**Task brief:**
Tally the lines that include the word "name" and reply with nothing but the total.

**Data for processing:**
<<<<
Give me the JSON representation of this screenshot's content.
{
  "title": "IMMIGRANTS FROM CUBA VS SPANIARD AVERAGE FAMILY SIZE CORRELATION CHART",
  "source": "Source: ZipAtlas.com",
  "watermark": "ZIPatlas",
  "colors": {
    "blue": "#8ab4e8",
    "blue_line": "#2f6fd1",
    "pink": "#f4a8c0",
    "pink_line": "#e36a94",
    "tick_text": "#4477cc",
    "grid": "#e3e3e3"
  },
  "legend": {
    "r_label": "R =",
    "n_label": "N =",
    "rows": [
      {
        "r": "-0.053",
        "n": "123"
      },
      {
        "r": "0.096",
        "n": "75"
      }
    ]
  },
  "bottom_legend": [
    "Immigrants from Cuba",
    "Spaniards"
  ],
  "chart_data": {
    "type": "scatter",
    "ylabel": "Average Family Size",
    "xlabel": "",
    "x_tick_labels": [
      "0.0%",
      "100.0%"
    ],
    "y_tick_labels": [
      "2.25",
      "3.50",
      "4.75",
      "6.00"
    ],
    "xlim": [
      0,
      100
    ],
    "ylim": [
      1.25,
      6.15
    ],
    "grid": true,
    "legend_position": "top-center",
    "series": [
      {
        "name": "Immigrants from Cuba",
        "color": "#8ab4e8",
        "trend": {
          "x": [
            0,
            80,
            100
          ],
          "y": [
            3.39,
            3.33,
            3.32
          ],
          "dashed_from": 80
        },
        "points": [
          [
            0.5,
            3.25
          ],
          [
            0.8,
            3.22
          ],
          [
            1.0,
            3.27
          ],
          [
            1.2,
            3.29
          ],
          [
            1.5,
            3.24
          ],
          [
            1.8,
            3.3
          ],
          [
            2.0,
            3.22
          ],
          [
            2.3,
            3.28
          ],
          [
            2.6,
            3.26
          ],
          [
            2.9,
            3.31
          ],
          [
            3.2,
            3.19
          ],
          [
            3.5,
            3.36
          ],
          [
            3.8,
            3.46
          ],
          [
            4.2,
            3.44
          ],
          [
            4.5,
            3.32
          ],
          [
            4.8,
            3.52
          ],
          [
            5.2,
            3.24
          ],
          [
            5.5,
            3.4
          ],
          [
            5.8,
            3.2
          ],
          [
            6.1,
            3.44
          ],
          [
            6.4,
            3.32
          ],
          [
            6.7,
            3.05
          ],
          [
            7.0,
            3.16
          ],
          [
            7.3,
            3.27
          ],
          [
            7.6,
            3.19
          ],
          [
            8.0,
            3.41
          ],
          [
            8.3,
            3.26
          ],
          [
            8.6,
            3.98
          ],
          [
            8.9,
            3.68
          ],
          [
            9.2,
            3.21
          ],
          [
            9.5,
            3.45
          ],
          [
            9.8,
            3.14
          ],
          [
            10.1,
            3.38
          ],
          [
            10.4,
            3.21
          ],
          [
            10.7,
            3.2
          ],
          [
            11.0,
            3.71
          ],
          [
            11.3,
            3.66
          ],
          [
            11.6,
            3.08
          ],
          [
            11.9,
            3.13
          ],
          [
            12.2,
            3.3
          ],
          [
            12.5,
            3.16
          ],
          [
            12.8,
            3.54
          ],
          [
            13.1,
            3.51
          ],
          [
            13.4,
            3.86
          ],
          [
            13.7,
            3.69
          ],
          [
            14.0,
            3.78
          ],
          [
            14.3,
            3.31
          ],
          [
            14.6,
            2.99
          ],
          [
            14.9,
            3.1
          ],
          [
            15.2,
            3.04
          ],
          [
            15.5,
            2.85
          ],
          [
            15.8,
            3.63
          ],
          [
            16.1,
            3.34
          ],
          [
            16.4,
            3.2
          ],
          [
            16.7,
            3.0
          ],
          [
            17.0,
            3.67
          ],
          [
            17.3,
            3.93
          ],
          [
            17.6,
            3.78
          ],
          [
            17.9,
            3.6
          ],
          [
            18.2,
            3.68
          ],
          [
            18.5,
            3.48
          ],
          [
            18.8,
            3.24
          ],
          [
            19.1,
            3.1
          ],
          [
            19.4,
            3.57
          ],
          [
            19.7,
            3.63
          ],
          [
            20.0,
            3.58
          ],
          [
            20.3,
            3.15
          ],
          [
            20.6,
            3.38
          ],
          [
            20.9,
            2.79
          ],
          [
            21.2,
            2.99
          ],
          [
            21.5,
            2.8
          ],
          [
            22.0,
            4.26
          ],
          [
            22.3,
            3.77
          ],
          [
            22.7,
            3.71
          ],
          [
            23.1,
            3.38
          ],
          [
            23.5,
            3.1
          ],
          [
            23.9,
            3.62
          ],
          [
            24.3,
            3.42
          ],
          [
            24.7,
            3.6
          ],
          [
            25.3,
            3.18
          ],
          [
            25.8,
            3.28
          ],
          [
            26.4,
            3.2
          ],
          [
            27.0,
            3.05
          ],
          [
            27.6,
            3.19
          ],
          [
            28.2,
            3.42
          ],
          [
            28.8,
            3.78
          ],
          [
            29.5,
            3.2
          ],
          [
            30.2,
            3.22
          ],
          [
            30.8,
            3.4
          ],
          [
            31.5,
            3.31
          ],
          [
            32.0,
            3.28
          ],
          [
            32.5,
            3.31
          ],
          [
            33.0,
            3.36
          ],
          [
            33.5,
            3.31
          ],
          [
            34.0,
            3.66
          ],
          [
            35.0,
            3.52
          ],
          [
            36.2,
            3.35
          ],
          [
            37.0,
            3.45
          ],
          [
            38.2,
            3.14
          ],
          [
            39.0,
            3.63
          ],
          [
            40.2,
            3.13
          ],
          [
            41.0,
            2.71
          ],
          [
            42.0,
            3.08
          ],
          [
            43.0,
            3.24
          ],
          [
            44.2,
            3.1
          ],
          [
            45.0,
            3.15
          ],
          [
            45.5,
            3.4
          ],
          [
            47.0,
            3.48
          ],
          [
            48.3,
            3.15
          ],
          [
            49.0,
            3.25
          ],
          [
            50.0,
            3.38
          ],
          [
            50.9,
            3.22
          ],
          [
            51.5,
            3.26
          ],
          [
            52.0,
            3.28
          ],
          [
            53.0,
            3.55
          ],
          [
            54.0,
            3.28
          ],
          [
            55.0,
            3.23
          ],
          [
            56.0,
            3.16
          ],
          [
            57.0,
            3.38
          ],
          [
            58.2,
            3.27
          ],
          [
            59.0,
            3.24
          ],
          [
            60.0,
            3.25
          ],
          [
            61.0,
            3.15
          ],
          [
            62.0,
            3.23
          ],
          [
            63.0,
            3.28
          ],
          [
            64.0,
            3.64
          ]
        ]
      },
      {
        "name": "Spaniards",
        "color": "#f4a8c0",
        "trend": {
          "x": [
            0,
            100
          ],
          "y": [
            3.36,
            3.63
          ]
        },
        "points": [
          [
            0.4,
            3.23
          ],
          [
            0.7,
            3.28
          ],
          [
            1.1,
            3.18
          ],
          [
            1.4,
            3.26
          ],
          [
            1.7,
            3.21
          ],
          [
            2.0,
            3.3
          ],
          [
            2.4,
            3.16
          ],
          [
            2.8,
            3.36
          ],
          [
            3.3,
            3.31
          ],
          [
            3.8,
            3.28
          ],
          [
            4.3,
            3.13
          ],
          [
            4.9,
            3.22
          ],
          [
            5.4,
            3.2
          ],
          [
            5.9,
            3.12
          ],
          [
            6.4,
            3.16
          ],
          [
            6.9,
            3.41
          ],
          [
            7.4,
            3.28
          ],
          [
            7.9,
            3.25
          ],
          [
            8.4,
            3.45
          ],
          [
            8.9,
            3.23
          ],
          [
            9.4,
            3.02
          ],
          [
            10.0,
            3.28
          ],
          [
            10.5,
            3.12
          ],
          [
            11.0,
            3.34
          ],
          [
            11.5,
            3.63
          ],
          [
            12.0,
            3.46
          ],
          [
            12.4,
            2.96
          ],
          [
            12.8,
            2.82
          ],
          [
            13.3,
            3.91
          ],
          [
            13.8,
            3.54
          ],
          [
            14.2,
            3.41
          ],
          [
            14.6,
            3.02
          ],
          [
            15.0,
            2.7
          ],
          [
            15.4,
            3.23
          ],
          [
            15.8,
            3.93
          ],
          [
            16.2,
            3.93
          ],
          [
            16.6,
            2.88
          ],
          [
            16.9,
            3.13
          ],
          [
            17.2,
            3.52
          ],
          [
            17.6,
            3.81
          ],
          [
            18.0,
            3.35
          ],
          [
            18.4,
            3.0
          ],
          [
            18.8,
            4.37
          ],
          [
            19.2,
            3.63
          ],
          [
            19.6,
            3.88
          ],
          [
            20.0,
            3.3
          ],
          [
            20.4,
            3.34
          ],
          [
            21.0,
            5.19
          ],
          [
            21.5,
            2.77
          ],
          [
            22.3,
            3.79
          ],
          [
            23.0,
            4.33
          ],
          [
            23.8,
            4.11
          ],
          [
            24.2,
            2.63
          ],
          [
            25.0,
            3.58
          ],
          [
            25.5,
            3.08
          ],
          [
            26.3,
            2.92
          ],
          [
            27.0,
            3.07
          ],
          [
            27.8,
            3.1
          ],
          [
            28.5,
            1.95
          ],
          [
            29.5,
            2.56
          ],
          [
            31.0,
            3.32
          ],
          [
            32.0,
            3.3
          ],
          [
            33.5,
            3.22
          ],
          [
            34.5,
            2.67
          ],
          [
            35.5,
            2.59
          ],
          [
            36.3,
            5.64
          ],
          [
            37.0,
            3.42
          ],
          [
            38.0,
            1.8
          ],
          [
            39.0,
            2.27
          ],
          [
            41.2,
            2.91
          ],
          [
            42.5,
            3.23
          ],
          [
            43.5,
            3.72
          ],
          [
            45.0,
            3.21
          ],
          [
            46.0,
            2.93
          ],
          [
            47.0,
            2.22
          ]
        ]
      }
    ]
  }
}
>>>>
**Solution to the problem:**
2